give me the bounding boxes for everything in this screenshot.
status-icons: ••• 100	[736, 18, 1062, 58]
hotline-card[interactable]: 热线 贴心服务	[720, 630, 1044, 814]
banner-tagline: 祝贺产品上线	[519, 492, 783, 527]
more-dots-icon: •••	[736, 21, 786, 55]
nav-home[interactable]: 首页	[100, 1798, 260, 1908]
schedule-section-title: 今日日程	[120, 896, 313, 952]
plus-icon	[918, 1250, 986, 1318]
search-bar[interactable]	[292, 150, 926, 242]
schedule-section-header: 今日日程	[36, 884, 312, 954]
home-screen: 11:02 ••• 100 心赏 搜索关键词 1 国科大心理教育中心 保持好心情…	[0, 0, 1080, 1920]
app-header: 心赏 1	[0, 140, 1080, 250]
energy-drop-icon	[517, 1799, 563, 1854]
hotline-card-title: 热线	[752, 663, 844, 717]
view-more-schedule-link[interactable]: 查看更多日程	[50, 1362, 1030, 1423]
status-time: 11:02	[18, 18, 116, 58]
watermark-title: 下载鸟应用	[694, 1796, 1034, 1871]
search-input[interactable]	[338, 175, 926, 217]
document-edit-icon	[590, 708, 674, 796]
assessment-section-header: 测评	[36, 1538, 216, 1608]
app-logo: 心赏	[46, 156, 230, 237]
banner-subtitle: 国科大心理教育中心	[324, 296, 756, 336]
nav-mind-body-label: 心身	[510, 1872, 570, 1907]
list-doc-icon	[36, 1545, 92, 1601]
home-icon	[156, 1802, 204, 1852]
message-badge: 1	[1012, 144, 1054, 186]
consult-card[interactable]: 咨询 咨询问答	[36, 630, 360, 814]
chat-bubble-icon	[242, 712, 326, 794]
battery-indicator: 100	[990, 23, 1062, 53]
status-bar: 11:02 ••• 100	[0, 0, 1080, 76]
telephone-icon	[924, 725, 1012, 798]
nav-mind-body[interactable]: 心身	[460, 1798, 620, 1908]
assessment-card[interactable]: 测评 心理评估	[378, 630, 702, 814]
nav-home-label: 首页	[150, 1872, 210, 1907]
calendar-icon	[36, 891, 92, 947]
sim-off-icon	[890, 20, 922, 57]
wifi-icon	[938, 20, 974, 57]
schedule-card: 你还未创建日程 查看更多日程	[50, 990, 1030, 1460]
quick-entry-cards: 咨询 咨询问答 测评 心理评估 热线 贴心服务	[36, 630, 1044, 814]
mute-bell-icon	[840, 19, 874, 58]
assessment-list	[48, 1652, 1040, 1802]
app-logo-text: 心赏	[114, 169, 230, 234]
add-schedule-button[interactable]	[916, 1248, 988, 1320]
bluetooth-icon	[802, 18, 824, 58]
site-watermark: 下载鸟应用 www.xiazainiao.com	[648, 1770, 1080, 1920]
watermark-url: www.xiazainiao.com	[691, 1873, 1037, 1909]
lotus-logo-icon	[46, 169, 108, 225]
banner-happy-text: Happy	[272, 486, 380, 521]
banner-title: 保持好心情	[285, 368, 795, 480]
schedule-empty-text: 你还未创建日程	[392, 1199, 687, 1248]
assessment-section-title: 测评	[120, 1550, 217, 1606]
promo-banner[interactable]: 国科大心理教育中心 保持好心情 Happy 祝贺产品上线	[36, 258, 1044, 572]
=======
_Direction_.
Could you rewrite all the records above, replacing every "interactable" with "clickable" and leaving everything else unchanged?

_The output_.
give me the bounding boxes for everything in this screenshot.
status-icons: ••• 100	[736, 18, 1062, 58]
hotline-card[clickable]: 热线 贴心服务	[720, 630, 1044, 814]
banner-tagline: 祝贺产品上线	[519, 492, 783, 527]
more-dots-icon: •••	[736, 21, 786, 55]
nav-home[clickable]: 首页	[100, 1798, 260, 1908]
schedule-section-title: 今日日程	[120, 896, 313, 952]
plus-icon	[918, 1250, 986, 1318]
search-bar[clickable]	[292, 150, 926, 242]
schedule-section-header: 今日日程	[36, 884, 312, 954]
home-screen: 11:02 ••• 100 心赏 搜索关键词 1 国科大心理教育中心 保持好心情…	[0, 0, 1080, 1920]
app-header: 心赏 1	[0, 140, 1080, 250]
energy-drop-icon	[517, 1799, 563, 1854]
hotline-card-title: 热线	[752, 663, 844, 717]
view-more-schedule-link[clickable]: 查看更多日程	[50, 1362, 1030, 1423]
status-time: 11:02	[18, 18, 116, 58]
watermark-title: 下载鸟应用	[694, 1796, 1034, 1871]
search-input[clickable]	[338, 175, 926, 217]
document-edit-icon	[590, 708, 674, 796]
assessment-section-header: 测评	[36, 1538, 216, 1608]
app-logo: 心赏	[46, 156, 230, 237]
banner-subtitle: 国科大心理教育中心	[324, 296, 756, 336]
nav-mind-body-label: 心身	[510, 1872, 570, 1907]
list-doc-icon	[36, 1545, 92, 1601]
home-icon	[156, 1802, 204, 1852]
message-badge: 1	[1012, 144, 1054, 186]
consult-card[clickable]: 咨询 咨询问答	[36, 630, 360, 814]
chat-bubble-icon	[242, 712, 326, 794]
battery-indicator: 100	[990, 23, 1062, 53]
status-bar: 11:02 ••• 100	[0, 0, 1080, 76]
telephone-icon	[924, 725, 1012, 798]
nav-mind-body[clickable]: 心身	[460, 1798, 620, 1908]
assessment-card[clickable]: 测评 心理评估	[378, 630, 702, 814]
nav-home-label: 首页	[150, 1872, 210, 1907]
calendar-icon	[36, 891, 92, 947]
sim-off-icon	[890, 20, 922, 57]
wifi-icon	[938, 20, 974, 57]
schedule-card: 你还未创建日程 查看更多日程	[50, 990, 1030, 1460]
quick-entry-cards: 咨询 咨询问答 测评 心理评估 热线 贴心服务	[36, 630, 1044, 814]
mute-bell-icon	[840, 19, 874, 58]
assessment-list	[48, 1652, 1040, 1802]
app-logo-text: 心赏	[114, 169, 230, 234]
add-schedule-button[clickable]	[916, 1248, 988, 1320]
bluetooth-icon	[802, 18, 824, 58]
site-watermark: 下载鸟应用 www.xiazainiao.com	[648, 1770, 1080, 1920]
watermark-url: www.xiazainiao.com	[691, 1873, 1037, 1909]
lotus-logo-icon	[46, 169, 108, 225]
banner-happy-text: Happy	[272, 486, 380, 521]
banner-title: 保持好心情	[285, 368, 795, 480]
schedule-empty-text: 你还未创建日程	[392, 1199, 687, 1248]
assessment-section-title: 测评	[120, 1550, 217, 1606]
promo-banner[clickable]: 国科大心理教育中心 保持好心情 Happy 祝贺产品上线	[36, 258, 1044, 572]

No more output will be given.